** Start of Records supplied **
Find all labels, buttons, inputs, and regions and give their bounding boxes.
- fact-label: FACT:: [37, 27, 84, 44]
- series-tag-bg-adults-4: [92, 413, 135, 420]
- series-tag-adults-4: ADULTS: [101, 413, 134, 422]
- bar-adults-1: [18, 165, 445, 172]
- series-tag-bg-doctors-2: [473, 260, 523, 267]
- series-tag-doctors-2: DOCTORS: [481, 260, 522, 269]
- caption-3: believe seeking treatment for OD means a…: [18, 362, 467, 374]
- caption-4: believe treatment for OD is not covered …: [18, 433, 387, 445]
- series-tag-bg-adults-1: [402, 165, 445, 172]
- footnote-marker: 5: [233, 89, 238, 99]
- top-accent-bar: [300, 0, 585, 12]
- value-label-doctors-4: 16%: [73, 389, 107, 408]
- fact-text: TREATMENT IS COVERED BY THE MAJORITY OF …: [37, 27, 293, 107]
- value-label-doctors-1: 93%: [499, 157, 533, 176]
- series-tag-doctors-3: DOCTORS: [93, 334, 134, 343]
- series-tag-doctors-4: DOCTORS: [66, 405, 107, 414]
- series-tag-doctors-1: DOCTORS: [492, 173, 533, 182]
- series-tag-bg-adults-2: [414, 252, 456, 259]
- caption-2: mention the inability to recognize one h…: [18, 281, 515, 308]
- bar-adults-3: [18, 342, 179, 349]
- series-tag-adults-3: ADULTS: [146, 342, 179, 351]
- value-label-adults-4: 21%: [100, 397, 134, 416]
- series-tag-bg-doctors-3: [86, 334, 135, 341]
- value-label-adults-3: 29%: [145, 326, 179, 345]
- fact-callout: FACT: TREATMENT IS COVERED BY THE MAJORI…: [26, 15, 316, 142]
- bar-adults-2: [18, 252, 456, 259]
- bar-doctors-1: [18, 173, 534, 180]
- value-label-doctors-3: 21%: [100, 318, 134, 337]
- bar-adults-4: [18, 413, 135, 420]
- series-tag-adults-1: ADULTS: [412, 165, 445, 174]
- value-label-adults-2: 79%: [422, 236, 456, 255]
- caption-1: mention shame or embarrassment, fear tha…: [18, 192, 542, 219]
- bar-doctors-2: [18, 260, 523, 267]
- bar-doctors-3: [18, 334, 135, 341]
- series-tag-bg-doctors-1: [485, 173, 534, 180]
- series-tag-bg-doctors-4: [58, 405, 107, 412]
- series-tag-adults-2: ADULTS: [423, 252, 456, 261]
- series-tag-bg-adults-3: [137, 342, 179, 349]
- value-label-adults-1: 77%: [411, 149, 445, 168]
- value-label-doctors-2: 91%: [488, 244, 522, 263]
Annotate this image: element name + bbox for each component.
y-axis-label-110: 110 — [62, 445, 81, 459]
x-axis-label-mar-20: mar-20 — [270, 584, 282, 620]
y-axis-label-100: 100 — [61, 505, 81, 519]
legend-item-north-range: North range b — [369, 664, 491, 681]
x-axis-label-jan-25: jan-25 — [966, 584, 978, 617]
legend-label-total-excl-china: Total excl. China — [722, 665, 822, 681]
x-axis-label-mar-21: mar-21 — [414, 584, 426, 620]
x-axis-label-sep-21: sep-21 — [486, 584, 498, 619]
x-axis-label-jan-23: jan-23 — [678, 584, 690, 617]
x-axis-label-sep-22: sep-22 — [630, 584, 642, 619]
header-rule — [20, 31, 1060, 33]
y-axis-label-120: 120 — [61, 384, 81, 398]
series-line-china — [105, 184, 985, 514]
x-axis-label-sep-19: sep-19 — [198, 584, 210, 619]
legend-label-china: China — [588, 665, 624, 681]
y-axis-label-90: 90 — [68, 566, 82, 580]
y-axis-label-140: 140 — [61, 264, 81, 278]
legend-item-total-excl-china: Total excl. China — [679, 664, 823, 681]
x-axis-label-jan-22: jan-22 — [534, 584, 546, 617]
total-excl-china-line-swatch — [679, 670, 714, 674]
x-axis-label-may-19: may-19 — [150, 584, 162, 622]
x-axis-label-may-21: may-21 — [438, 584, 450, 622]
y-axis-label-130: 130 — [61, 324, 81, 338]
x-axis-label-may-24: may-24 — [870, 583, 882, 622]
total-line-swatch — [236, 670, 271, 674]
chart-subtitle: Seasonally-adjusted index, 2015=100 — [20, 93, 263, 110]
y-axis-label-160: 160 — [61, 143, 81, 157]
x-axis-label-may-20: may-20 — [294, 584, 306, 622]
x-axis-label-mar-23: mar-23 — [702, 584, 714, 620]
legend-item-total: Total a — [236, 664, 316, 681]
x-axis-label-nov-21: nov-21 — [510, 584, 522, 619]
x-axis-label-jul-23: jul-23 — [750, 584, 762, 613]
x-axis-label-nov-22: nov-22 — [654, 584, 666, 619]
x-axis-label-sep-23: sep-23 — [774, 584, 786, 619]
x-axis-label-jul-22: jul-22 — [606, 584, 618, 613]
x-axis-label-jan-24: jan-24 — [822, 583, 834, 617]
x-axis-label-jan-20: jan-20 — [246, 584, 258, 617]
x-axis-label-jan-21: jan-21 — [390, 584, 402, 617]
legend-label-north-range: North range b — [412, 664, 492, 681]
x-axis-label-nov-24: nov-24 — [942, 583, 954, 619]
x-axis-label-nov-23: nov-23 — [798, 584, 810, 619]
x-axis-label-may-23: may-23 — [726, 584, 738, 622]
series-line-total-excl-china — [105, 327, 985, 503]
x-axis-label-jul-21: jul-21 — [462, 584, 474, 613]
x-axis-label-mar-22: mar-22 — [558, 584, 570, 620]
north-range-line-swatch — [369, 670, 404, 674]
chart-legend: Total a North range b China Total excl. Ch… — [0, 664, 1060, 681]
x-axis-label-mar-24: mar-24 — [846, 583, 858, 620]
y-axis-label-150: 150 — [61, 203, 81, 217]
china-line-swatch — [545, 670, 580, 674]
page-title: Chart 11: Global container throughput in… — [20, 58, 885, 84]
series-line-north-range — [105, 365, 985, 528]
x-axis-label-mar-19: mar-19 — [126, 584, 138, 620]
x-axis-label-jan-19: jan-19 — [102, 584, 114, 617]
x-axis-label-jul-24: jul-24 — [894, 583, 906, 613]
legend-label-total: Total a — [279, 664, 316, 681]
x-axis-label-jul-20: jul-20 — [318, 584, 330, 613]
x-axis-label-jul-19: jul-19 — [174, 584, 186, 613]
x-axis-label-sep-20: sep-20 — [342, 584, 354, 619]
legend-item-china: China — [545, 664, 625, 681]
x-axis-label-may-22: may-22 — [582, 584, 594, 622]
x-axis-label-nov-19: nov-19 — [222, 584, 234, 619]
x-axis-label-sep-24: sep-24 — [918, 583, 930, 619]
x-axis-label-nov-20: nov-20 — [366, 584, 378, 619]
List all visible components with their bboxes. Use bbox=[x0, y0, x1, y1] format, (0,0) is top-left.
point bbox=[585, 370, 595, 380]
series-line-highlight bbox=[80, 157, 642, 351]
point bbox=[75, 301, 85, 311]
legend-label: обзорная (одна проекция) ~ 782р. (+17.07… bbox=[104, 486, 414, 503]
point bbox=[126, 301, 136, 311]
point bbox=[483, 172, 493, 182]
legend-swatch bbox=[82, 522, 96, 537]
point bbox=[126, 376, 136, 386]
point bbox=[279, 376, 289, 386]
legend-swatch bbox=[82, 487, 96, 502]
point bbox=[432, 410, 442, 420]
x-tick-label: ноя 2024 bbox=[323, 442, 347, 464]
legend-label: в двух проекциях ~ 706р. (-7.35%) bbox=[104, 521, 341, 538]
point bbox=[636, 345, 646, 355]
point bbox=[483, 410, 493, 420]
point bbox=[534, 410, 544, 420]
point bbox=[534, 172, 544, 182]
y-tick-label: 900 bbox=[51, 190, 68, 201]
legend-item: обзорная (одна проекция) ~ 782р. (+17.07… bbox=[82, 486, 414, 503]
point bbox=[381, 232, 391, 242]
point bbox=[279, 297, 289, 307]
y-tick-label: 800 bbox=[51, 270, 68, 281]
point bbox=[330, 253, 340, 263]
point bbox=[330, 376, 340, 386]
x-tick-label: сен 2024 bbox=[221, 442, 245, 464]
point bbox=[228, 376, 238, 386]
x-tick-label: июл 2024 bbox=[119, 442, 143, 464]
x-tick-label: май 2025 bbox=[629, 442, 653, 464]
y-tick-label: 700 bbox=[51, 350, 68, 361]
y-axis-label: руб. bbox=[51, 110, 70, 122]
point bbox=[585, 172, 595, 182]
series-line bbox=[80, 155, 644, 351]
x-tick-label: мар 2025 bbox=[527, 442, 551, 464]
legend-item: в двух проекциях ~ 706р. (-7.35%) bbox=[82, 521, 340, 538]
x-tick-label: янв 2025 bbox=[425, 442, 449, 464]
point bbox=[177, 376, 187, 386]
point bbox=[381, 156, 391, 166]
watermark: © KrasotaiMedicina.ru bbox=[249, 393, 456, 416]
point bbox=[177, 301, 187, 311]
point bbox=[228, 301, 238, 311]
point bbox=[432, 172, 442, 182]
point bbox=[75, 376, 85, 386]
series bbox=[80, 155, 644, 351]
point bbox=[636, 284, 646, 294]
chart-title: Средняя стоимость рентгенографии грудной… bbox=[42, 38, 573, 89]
** End of Records supplied **
Exercise prompt: Show every line of the listing above that contains the string "fact".

Complete response:
- fact-label: FACT:: [37, 27, 84, 44]
- fact-text: TREATMENT IS COVERED BY THE MAJORITY OF …: [37, 27, 293, 107]
- fact-callout: FACT: TREATMENT IS COVERED BY THE MAJORI…: [26, 15, 316, 142]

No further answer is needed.